▶ **OBJECTIVE**
Copy out each line that mentions the word "Height".

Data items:
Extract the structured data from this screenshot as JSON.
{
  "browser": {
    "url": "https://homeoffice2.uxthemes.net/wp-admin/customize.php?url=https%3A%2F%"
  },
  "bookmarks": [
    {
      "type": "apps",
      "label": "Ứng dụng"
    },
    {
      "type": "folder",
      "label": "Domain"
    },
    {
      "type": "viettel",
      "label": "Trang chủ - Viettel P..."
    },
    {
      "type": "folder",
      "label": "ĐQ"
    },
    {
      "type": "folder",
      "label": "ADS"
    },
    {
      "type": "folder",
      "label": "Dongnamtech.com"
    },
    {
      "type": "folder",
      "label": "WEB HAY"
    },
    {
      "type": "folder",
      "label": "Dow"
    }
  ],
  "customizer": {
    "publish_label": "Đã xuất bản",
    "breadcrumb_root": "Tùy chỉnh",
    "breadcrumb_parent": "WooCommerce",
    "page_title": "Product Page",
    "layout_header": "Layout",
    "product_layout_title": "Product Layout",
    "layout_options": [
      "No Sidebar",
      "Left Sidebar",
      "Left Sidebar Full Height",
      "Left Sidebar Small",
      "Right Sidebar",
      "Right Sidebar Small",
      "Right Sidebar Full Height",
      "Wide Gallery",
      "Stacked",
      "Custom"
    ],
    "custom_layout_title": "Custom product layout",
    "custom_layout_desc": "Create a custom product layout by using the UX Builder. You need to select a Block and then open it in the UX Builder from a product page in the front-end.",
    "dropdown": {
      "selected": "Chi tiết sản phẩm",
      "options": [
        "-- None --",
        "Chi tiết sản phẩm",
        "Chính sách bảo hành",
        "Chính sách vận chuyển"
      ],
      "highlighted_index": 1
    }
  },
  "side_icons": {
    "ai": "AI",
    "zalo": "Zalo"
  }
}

▶ **CORRECT RESPONSE**
      "Left Sidebar Full Height",
      "Right Sidebar Full Height",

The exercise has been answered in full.